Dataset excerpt

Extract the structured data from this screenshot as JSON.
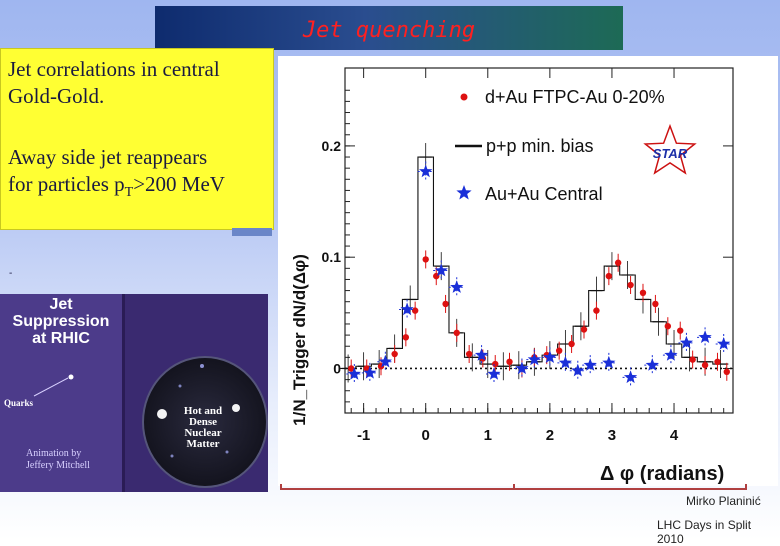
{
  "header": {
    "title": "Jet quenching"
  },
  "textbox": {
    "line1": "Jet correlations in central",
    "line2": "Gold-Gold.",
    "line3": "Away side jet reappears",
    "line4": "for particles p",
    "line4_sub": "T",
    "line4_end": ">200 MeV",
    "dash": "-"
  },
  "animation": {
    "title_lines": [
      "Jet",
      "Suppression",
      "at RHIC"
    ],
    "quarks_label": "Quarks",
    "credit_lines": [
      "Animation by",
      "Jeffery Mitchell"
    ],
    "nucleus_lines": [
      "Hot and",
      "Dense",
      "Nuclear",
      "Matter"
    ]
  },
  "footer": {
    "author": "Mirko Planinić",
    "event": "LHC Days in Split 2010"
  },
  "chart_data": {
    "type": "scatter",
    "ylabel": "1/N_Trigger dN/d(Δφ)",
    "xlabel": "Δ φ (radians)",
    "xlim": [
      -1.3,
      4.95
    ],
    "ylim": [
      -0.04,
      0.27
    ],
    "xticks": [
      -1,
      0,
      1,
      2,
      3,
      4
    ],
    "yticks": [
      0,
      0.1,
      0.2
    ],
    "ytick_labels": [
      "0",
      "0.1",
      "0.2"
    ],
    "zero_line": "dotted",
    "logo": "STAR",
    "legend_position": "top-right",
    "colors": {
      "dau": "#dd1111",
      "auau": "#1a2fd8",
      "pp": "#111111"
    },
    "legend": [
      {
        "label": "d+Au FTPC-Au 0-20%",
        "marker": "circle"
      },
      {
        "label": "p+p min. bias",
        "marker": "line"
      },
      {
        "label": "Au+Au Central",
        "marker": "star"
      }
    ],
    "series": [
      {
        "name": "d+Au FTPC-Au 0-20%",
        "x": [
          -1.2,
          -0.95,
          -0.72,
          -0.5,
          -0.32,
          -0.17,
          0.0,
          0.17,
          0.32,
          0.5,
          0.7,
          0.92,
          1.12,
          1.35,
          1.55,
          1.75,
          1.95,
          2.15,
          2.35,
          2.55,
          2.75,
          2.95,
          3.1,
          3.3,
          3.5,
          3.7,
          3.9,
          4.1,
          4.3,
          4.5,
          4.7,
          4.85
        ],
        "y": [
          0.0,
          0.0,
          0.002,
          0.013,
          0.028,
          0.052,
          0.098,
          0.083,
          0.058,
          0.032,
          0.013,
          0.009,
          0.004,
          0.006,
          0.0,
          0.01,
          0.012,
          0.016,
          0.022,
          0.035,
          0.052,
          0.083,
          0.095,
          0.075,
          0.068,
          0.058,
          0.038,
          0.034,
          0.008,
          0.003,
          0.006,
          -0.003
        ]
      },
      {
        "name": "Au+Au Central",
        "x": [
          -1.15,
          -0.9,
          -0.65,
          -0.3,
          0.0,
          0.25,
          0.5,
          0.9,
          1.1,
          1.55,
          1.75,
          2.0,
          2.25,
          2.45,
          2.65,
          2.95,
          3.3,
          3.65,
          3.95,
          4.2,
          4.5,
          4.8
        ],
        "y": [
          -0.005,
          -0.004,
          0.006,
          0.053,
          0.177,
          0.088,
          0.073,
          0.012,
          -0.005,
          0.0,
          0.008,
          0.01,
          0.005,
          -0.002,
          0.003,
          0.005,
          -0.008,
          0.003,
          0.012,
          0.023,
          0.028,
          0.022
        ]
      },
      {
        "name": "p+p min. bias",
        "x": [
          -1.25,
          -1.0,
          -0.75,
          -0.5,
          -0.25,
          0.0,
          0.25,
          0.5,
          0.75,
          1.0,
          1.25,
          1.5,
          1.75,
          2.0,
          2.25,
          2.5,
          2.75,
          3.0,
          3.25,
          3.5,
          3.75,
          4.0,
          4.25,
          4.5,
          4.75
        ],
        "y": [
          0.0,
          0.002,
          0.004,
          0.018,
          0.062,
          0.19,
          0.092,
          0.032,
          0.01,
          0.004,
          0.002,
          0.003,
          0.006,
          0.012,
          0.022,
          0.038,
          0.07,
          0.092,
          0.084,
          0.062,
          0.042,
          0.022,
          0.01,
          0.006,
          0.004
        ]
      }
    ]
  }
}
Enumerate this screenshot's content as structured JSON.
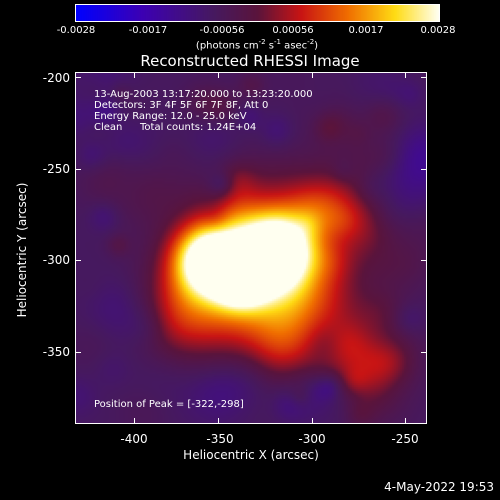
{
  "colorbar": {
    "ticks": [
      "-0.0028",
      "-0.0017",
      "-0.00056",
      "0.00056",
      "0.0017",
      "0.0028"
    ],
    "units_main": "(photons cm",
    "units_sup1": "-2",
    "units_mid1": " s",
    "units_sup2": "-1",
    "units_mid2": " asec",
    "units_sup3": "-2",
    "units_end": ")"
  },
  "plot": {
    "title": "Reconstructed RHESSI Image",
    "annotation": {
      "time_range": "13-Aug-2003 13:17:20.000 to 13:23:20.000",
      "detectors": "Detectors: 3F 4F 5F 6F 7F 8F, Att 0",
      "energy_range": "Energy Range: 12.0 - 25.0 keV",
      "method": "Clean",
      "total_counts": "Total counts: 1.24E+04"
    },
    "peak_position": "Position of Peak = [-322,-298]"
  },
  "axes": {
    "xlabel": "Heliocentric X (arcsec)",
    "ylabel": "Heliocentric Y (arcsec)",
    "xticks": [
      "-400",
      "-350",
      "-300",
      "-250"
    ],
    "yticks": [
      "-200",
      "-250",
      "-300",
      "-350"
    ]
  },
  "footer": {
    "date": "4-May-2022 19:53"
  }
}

_Stated task_
Copy each line of the records precisely and drop any images they hold.

_Solved exercise_
Extract the structured data from this screenshot as JSON.
{
  "header": {
    "title": "Jet quenching"
  },
  "textbox": {
    "line1": "Jet correlations in central",
    "line2": "Gold-Gold.",
    "line3": "Away side jet reappears",
    "line4": "for particles p",
    "line4_sub": "T",
    "line4_end": ">200 MeV",
    "dash": "-"
  },
  "animation": {
    "title_lines": [
      "Jet",
      "Suppression",
      "at RHIC"
    ],
    "quarks_label": "Quarks",
    "credit_lines": [
      "Animation by",
      "Jeffery Mitchell"
    ],
    "nucleus_lines": [
      "Hot and",
      "Dense",
      "Nuclear",
      "Matter"
    ]
  },
  "footer": {
    "author": "Mirko Planinić",
    "event": "LHC Days in Split 2010"
  },
  "chart_data": {
    "type": "scatter",
    "ylabel": "1/N_Trigger dN/d(Δφ)",
    "xlabel": "Δ φ (radians)",
    "xlim": [
      -1.3,
      4.95
    ],
    "ylim": [
      -0.04,
      0.27
    ],
    "xticks": [
      -1,
      0,
      1,
      2,
      3,
      4
    ],
    "yticks": [
      0,
      0.1,
      0.2
    ],
    "ytick_labels": [
      "0",
      "0.1",
      "0.2"
    ],
    "zero_line": "dotted",
    "logo": "STAR",
    "legend_position": "top-right",
    "colors": {
      "dau": "#dd1111",
      "auau": "#1a2fd8",
      "pp": "#111111"
    },
    "legend": [
      {
        "label": "d+Au FTPC-Au 0-20%",
        "marker": "circle"
      },
      {
        "label": "p+p min. bias",
        "marker": "line"
      },
      {
        "label": "Au+Au Central",
        "marker": "star"
      }
    ],
    "series": [
      {
        "name": "d+Au FTPC-Au 0-20%",
        "x": [
          -1.2,
          -0.95,
          -0.72,
          -0.5,
          -0.32,
          -0.17,
          0.0,
          0.17,
          0.32,
          0.5,
          0.7,
          0.92,
          1.12,
          1.35,
          1.55,
          1.75,
          1.95,
          2.15,
          2.35,
          2.55,
          2.75,
          2.95,
          3.1,
          3.3,
          3.5,
          3.7,
          3.9,
          4.1,
          4.3,
          4.5,
          4.7,
          4.85
        ],
        "y": [
          0.0,
          0.0,
          0.002,
          0.013,
          0.028,
          0.052,
          0.098,
          0.083,
          0.058,
          0.032,
          0.013,
          0.009,
          0.004,
          0.006,
          0.0,
          0.01,
          0.012,
          0.016,
          0.022,
          0.035,
          0.052,
          0.083,
          0.095,
          0.075,
          0.068,
          0.058,
          0.038,
          0.034,
          0.008,
          0.003,
          0.006,
          -0.003
        ]
      },
      {
        "name": "Au+Au Central",
        "x": [
          -1.15,
          -0.9,
          -0.65,
          -0.3,
          0.0,
          0.25,
          0.5,
          0.9,
          1.1,
          1.55,
          1.75,
          2.0,
          2.25,
          2.45,
          2.65,
          2.95,
          3.3,
          3.65,
          3.95,
          4.2,
          4.5,
          4.8
        ],
        "y": [
          -0.005,
          -0.004,
          0.006,
          0.053,
          0.177,
          0.088,
          0.073,
          0.012,
          -0.005,
          0.0,
          0.008,
          0.01,
          0.005,
          -0.002,
          0.003,
          0.005,
          -0.008,
          0.003,
          0.012,
          0.023,
          0.028,
          0.022
        ]
      },
      {
        "name": "p+p min. bias",
        "x": [
          -1.25,
          -1.0,
          -0.75,
          -0.5,
          -0.25,
          0.0,
          0.25,
          0.5,
          0.75,
          1.0,
          1.25,
          1.5,
          1.75,
          2.0,
          2.25,
          2.5,
          2.75,
          3.0,
          3.25,
          3.5,
          3.75,
          4.0,
          4.25,
          4.5,
          4.75
        ],
        "y": [
          0.0,
          0.002,
          0.004,
          0.018,
          0.062,
          0.19,
          0.092,
          0.032,
          0.01,
          0.004,
          0.002,
          0.003,
          0.006,
          0.012,
          0.022,
          0.038,
          0.07,
          0.092,
          0.084,
          0.062,
          0.042,
          0.022,
          0.01,
          0.006,
          0.004
        ]
      }
    ]
  }
}
Enumerate this screenshot's content as structured JSON.
{
  "colorbar": {
    "ticks": [
      "-0.0028",
      "-0.0017",
      "-0.00056",
      "0.00056",
      "0.0017",
      "0.0028"
    ],
    "units_main": "(photons cm",
    "units_sup1": "-2",
    "units_mid1": " s",
    "units_sup2": "-1",
    "units_mid2": " asec",
    "units_sup3": "-2",
    "units_end": ")"
  },
  "plot": {
    "title": "Reconstructed RHESSI Image",
    "annotation": {
      "time_range": "13-Aug-2003 13:17:20.000 to 13:23:20.000",
      "detectors": "Detectors: 3F 4F 5F 6F 7F 8F, Att 0",
      "energy_range": "Energy Range: 12.0 - 25.0 keV",
      "method": "Clean",
      "total_counts": "Total counts: 1.24E+04"
    },
    "peak_position": "Position of Peak = [-322,-298]"
  },
  "axes": {
    "xlabel": "Heliocentric X (arcsec)",
    "ylabel": "Heliocentric Y (arcsec)",
    "xticks": [
      "-400",
      "-350",
      "-300",
      "-250"
    ],
    "yticks": [
      "-200",
      "-250",
      "-300",
      "-350"
    ]
  },
  "footer": {
    "date": "4-May-2022 19:53"
  }
}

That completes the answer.